EXERCISE REQUIREMENTS -> Return each line containing "placeholder".

SUPPLIED RECORDS ->
— Begin —
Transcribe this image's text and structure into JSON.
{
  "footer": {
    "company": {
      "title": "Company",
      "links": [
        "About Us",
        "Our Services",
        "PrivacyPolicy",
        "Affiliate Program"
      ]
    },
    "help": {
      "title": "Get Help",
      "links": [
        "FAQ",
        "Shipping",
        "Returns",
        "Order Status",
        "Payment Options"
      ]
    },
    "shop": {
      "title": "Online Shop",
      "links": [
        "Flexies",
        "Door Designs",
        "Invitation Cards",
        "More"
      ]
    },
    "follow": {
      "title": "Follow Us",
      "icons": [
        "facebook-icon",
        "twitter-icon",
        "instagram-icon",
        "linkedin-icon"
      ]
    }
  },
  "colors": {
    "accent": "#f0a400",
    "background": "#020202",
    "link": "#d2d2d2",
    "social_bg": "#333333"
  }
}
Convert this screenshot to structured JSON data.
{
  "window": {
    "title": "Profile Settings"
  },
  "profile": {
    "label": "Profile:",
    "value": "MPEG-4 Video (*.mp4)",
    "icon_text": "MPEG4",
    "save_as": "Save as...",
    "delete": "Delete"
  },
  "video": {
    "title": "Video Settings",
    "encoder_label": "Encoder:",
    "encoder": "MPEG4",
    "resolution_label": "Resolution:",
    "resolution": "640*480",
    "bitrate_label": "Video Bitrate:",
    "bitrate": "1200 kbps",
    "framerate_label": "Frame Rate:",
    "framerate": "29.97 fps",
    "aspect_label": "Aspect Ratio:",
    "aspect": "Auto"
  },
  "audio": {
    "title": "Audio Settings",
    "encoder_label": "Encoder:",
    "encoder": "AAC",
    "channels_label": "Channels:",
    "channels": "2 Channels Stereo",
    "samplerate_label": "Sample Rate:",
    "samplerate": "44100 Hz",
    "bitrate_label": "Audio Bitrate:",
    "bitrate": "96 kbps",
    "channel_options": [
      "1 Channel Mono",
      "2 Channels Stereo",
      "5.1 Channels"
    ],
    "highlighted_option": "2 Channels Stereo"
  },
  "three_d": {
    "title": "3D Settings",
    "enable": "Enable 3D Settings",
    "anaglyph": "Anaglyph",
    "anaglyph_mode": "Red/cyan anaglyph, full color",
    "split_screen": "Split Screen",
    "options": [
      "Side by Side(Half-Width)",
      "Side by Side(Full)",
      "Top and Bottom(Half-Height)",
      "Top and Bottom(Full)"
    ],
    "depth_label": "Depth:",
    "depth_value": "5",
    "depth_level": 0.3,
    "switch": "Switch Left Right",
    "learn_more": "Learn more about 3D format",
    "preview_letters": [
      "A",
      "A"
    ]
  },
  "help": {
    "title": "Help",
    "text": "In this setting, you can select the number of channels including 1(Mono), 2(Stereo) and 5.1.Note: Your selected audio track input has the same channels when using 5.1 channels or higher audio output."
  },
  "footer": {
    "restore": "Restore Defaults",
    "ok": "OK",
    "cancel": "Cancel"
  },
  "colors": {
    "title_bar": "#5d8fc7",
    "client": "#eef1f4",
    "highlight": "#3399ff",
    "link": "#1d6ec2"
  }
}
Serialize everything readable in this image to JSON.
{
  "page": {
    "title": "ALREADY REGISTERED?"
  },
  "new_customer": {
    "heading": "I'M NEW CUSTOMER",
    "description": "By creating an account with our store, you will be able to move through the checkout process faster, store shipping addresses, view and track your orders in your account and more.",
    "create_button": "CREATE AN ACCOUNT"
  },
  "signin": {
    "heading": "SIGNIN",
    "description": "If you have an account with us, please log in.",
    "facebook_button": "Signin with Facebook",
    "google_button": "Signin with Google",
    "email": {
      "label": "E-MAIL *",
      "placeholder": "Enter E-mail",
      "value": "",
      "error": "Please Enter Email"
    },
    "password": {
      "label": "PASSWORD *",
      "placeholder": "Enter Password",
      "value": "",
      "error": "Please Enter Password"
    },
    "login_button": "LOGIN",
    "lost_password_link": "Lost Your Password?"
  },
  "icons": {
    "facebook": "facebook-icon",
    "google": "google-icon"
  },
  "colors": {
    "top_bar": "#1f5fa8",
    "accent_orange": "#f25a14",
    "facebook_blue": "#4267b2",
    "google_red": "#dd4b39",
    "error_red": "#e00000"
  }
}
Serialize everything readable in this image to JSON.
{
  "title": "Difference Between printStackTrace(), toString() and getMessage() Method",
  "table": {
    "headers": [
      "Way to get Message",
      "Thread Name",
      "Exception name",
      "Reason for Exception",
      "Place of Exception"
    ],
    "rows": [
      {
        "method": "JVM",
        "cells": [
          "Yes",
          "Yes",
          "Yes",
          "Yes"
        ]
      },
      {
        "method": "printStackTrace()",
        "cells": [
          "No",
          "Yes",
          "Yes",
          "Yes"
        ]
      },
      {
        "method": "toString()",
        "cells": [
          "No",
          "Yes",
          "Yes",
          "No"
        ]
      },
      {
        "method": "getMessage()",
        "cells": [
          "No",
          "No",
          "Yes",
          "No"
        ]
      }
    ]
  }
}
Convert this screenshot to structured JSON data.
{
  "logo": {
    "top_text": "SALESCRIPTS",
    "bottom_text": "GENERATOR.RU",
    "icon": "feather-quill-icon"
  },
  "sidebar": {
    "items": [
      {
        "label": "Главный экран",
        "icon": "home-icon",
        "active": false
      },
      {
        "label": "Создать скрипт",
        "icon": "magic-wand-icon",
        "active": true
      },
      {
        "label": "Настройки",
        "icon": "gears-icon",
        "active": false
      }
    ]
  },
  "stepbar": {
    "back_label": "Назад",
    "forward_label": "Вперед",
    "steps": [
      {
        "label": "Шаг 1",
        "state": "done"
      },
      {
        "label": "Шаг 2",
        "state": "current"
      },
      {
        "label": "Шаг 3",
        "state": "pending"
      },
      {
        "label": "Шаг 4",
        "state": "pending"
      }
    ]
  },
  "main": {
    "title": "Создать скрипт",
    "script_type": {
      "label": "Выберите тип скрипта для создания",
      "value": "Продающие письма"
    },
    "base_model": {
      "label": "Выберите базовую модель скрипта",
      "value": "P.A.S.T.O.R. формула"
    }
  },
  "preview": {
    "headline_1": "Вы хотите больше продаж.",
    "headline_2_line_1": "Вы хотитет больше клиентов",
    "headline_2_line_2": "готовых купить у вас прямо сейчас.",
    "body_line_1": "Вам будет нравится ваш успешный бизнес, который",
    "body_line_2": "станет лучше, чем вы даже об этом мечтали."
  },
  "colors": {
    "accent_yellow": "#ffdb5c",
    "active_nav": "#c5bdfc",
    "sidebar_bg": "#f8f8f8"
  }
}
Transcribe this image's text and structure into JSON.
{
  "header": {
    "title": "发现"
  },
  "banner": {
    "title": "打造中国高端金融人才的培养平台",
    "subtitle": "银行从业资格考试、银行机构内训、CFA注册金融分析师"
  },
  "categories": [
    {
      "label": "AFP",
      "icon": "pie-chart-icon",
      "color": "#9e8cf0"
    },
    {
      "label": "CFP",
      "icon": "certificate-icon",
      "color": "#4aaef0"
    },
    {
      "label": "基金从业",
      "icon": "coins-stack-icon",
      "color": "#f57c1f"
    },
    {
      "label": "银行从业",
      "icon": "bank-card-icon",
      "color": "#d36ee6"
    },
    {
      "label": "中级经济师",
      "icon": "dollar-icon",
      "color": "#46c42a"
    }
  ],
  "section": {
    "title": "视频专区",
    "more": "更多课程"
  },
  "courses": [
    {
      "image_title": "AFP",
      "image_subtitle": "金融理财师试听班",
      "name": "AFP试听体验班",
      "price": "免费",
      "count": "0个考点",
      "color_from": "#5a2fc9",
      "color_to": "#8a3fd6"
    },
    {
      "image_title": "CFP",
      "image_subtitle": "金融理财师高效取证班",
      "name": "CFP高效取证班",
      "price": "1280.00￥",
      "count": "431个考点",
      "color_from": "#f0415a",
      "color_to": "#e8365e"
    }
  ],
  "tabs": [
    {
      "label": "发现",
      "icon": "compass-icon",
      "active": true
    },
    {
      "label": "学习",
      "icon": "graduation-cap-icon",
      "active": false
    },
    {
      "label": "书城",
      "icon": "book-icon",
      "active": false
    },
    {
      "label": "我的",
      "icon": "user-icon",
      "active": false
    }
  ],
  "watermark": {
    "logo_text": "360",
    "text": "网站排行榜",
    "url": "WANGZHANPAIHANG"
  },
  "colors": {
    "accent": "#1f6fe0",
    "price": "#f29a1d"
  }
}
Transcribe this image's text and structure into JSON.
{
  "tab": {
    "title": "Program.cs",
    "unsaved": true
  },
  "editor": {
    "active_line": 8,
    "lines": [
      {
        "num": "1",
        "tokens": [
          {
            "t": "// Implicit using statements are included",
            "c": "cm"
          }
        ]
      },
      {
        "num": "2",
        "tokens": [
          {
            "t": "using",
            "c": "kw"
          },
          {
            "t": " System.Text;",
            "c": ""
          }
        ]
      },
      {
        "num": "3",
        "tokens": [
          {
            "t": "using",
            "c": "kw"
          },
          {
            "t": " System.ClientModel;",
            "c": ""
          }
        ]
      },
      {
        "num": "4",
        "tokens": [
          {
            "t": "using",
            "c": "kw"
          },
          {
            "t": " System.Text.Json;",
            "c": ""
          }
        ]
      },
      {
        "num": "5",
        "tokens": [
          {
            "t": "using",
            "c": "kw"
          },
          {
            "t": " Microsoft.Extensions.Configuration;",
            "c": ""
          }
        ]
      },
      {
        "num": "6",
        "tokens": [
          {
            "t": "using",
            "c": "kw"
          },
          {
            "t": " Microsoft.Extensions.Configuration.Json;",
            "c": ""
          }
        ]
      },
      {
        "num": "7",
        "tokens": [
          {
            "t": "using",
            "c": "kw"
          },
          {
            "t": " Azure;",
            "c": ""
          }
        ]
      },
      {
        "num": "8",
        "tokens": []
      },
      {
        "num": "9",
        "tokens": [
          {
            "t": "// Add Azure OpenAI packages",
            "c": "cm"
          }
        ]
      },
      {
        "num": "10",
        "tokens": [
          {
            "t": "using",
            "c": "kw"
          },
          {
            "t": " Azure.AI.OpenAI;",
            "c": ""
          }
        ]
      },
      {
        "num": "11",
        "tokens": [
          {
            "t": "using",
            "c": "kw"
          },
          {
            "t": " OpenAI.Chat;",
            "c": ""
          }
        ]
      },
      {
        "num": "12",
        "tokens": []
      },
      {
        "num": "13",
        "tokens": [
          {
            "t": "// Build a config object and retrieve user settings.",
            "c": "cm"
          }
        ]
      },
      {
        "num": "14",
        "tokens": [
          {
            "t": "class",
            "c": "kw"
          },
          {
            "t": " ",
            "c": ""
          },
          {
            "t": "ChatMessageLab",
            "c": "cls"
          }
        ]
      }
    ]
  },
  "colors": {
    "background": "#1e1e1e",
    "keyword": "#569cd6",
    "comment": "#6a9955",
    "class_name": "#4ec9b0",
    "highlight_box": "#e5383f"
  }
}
— End —
OUTPUT BELOW ->
      "placeholder": "Enter E-mail",
      "placeholder": "Enter Password",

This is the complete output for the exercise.